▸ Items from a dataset
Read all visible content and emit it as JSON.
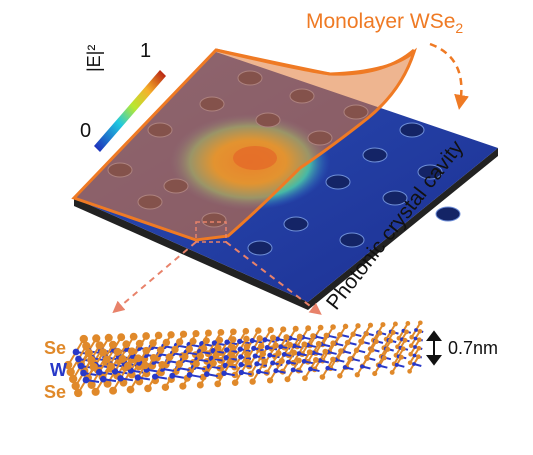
{
  "title": {
    "main": "Monolayer WSe",
    "subscript": "2"
  },
  "colorbar": {
    "max_label": "1",
    "min_label": "0",
    "title": "|E|²"
  },
  "cavity_label": "Photonic crystal cavity",
  "atoms": {
    "top": "Se",
    "middle": "W",
    "bottom": "Se"
  },
  "thickness_label": "0.7nm",
  "colors": {
    "accent_orange": "#ef7a24",
    "tungsten_blue": "#2838c8",
    "selenium_orange": "#e0892a"
  }
}
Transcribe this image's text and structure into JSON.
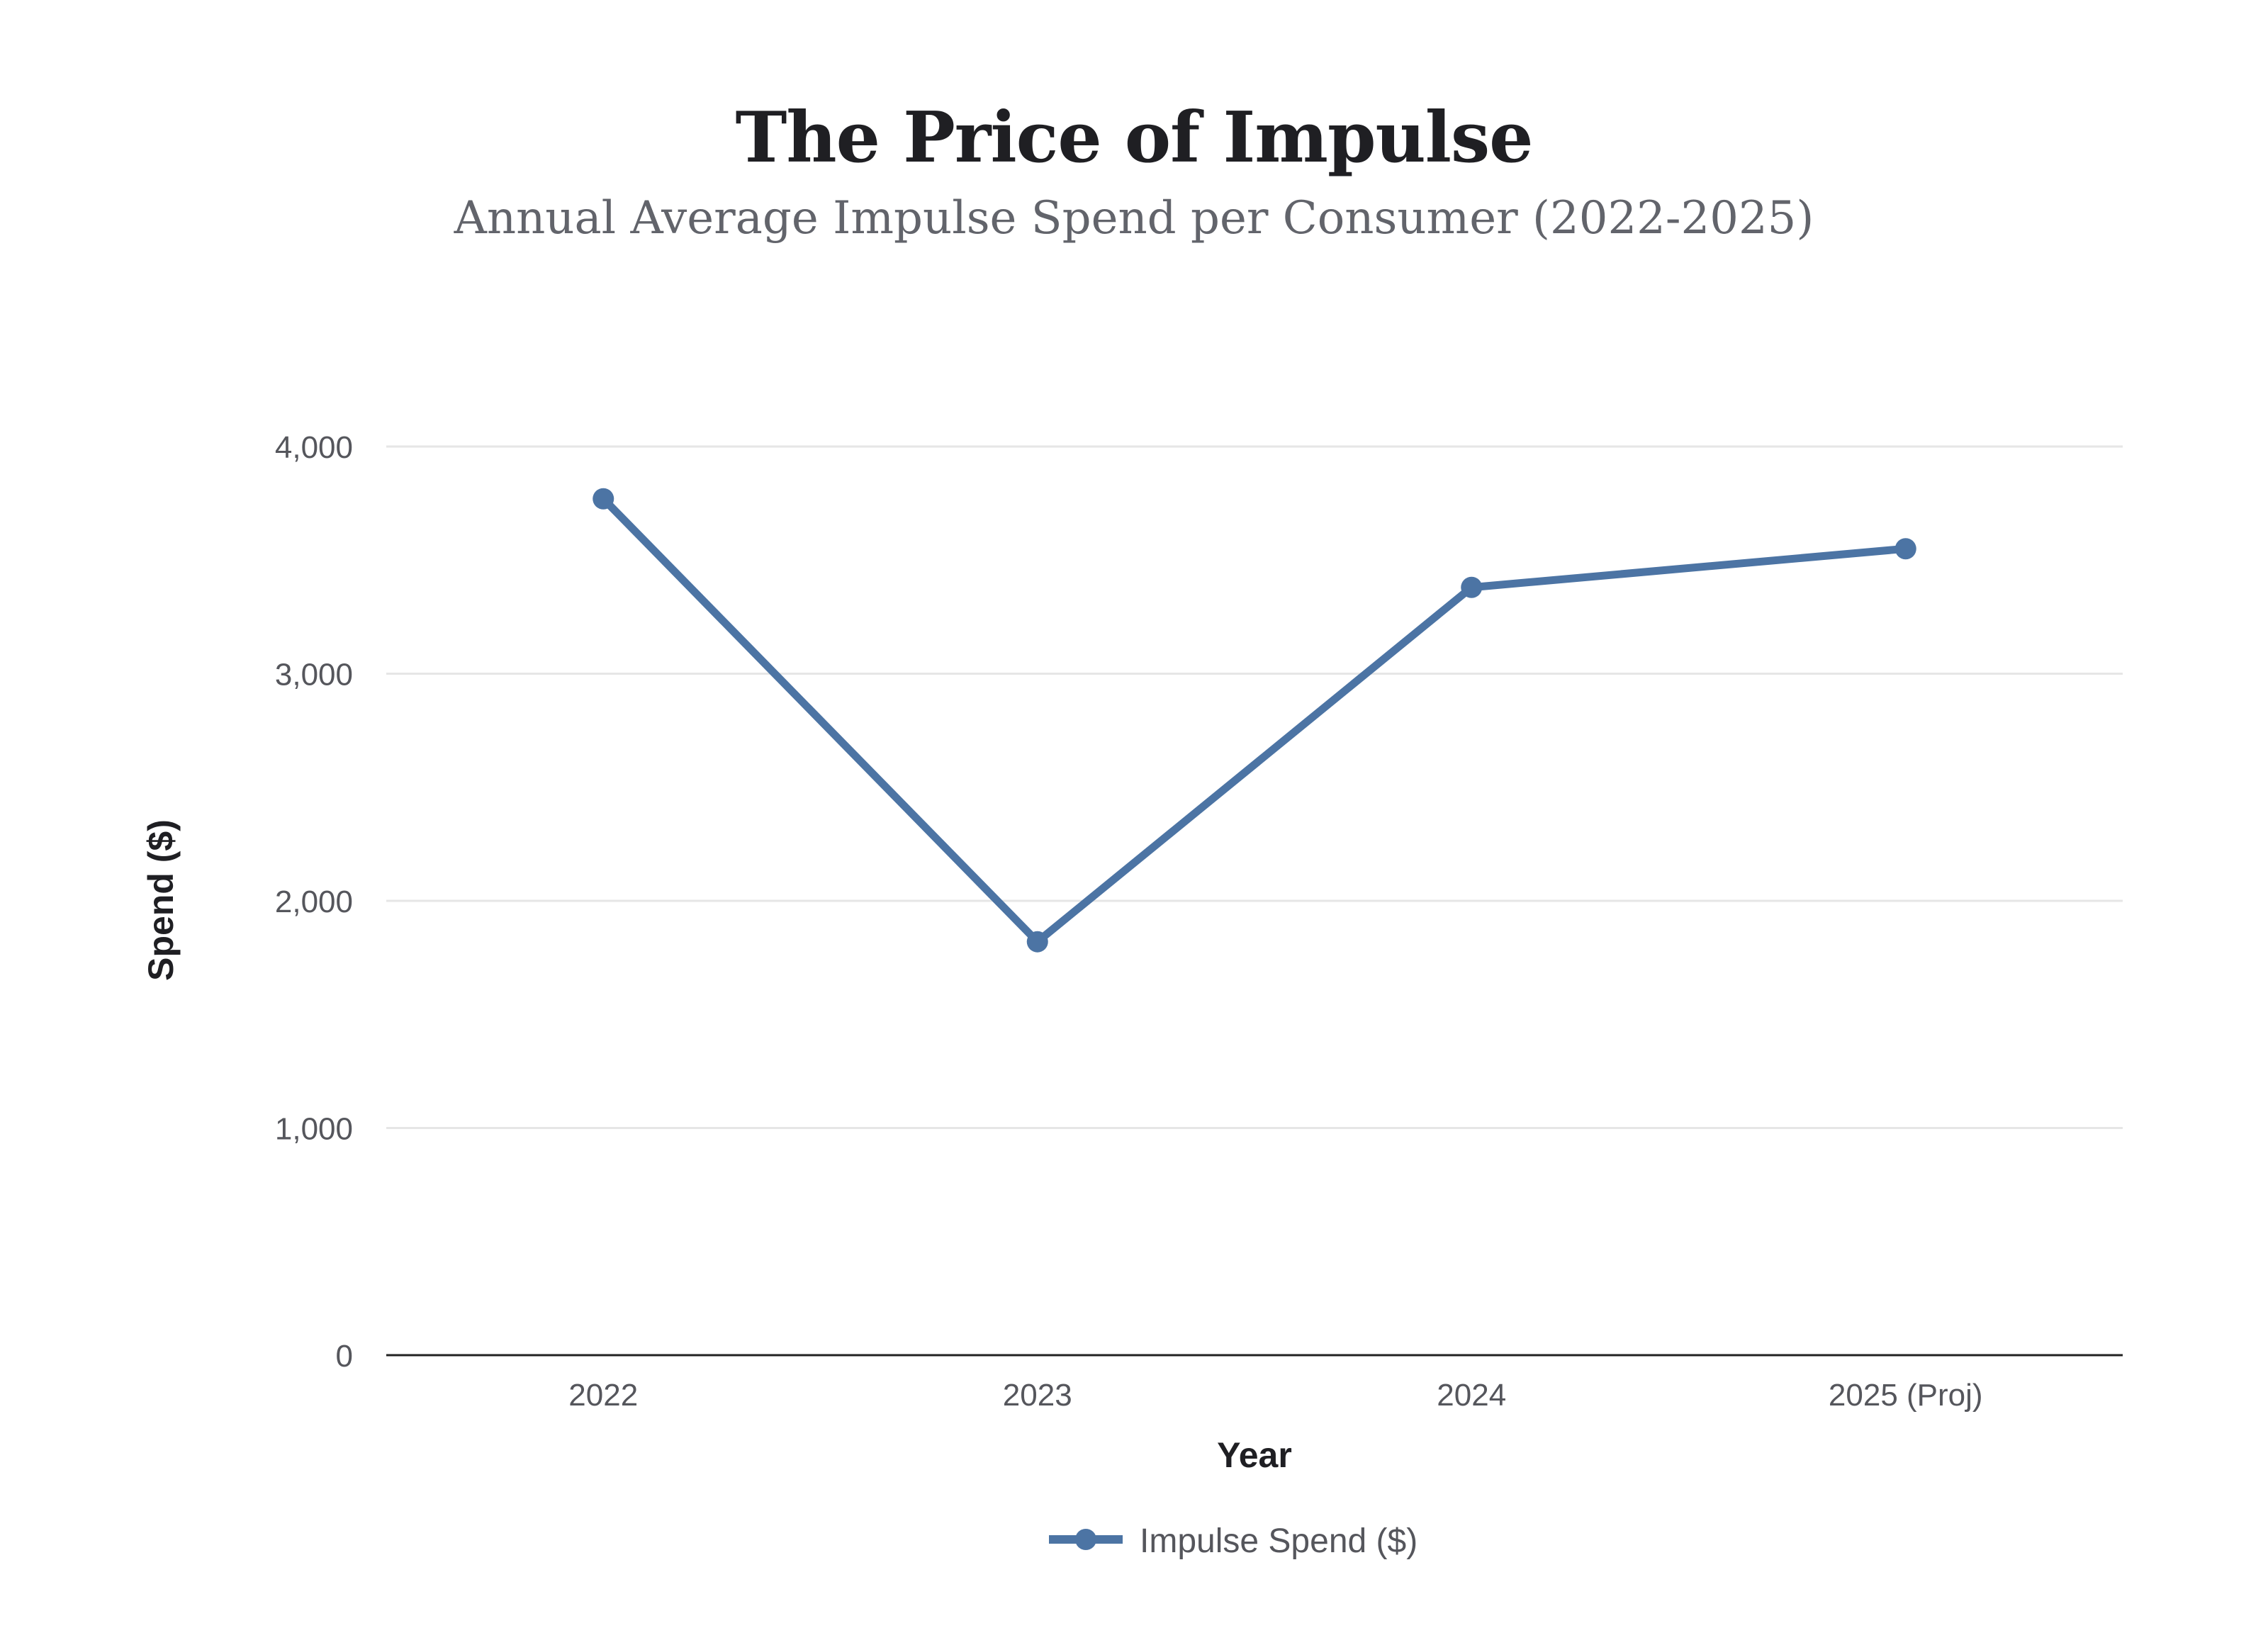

▸ AIM
Without the pictures, output the full listing exactly as it stands.

▸ SOLUTION TO THIS TASK
Read all visible content and emit it as JSON.
{
  "title": {
    "main": "Monolayer WSe",
    "subscript": "2"
  },
  "colorbar": {
    "max_label": "1",
    "min_label": "0",
    "title": "|E|²"
  },
  "cavity_label": "Photonic crystal cavity",
  "atoms": {
    "top": "Se",
    "middle": "W",
    "bottom": "Se"
  },
  "thickness_label": "0.7nm",
  "colors": {
    "accent_orange": "#ef7a24",
    "tungsten_blue": "#2838c8",
    "selenium_orange": "#e0892a"
  }
}
Transcribe this image's text and structure into JSON.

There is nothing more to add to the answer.